Tus tareas:
A: ¿Puedes reproducir el texto sobre la ciudad en la colina desde "La idea de una" hasta "el poblado pequot.", renombrando "John Mason" como "Mason"?
B: ¿Puedes resumir en una lista breve el párrafo del texto sobre la ciudad en la colina que empieza con "En realidad nunca hemos sido", conservando sus datos principales?

Texto fuente:
====================

La idea de una ciudad en una colina alivia el alma. Sugiere lo que George Bush
ha mencionado: que Estados Unidos es faro de libertad y democracia. Que la gente
puede voltear a vernos para aprender de nosotros y emularnos.
En realidad nunca hemos sido sólo una ciudad en una colina. Pocos años después
de que el gobernador Winthrop pronunció sus famosas palabras, la gente de esa
ciudad en la colina salió a masacrar a los indios pequot. He aquí la descripción
de William Bradford, uno de los primeros colonos, del ataque emprendido por el
capitán John Mason contra el poblado pequot.
"Aquellos que escaparon al incendio fueron muertos con espada, algunos
destazados y otros atravesados por las bayonetas, de tal modo que los
despacharon rápidamente y pocos escaparon. Se supone que masacraron a unos 400
en esa ocasión. Era una visión de miedo verlos freírse en el fuego y, al mismo
tiempo, observar cómo se coagulaban los ríos de sangre; era horrible el
hedor. Pero la victoria parecía un dulce sacrificio y dieron gracias a Dios, que
había tejido todo tan maravillosamente para ellos, que pudieron atrapar a sus
enemigos en sus manos y lograr una victoria tan súbita sobre un enemigo tan
insultante y orgulloso."

====================

Registros de límites de elementos:
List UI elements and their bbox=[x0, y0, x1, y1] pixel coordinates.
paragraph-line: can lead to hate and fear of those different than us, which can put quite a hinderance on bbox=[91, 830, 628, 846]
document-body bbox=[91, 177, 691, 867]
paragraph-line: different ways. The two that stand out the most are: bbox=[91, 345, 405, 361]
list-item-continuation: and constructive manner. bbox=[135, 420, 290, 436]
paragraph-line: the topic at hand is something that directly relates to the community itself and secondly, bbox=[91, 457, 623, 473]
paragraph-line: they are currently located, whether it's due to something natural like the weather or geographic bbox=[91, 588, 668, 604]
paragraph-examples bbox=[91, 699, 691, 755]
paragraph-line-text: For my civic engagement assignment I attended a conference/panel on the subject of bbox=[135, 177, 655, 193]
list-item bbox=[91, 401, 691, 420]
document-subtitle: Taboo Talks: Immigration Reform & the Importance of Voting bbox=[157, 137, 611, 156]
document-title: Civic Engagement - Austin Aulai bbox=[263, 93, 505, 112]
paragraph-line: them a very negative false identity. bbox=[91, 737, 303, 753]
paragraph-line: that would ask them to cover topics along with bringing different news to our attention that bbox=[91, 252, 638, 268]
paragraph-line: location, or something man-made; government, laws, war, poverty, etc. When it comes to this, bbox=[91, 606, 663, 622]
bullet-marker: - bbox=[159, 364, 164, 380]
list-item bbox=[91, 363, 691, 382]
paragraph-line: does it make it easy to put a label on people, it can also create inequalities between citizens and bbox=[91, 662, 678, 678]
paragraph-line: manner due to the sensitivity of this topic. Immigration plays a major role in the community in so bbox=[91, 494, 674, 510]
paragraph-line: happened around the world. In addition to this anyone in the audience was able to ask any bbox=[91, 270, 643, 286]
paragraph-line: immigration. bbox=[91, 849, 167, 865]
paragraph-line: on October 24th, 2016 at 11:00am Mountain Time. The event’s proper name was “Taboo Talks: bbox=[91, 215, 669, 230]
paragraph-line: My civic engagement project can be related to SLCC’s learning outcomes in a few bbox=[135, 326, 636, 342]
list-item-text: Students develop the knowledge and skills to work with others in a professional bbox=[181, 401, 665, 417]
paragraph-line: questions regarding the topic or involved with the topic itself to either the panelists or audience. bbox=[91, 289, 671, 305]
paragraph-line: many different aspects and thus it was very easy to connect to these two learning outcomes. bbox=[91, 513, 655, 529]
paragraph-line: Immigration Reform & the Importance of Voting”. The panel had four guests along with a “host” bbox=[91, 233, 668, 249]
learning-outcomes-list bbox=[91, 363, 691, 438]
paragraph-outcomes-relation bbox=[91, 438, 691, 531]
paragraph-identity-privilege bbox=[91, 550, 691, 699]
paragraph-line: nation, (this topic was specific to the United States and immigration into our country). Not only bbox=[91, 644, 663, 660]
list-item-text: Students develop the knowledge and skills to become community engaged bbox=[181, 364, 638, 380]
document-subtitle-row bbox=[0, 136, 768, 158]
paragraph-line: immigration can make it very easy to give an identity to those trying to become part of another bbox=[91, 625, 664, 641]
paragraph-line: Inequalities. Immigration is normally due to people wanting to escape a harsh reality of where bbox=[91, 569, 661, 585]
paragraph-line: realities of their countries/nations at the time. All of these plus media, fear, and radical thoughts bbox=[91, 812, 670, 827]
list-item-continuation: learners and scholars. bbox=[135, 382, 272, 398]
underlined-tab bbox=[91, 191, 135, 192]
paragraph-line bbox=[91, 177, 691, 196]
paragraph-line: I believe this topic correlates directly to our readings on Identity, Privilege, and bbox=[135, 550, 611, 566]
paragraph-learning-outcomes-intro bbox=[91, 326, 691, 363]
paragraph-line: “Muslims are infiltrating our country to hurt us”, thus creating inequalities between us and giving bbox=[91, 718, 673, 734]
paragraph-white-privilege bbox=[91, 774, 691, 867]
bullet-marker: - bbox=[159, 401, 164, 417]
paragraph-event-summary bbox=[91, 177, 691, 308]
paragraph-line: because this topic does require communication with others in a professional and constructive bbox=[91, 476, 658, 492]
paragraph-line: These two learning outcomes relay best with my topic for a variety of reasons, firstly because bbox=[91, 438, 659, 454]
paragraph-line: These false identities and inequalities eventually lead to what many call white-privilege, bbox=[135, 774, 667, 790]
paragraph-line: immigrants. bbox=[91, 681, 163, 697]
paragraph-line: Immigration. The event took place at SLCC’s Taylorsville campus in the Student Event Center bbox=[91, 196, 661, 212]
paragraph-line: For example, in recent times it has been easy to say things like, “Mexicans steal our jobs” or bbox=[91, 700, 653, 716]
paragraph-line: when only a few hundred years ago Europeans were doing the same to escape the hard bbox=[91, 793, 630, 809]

====================

Resultados:
A:
La idea de una ciudad en una colina alivia el alma. Sugiere lo que George Bush
ha mencionado: que Estados Unidos es faro de libertad y democracia. Que la gente
puede voltear a vernos para aprender de nosotros y emularnos.
En realidad nunca hemos sido sólo una ciudad en una colina. Pocos años después
de que el gobernador Winthrop pronunció sus famosas palabras, la gente de esa
ciudad en la colina salió a masacrar a los indios pequot. He aquí la descripción
de William Bradford, uno de los primeros colonos, del ataque emprendido por el
capitán Mason contra el poblado pequot.

B:
- Nunca hemos sido sólo una ciudad en una colina.
- Pocos años después de las famosas palabras del gobernador Winthrop, la gente de esa ciudad salió a masacrar a los indios pequot.
- William Bradford, uno de los primeros colonos, describió el ataque del capitán John Mason contra el poblado pequot.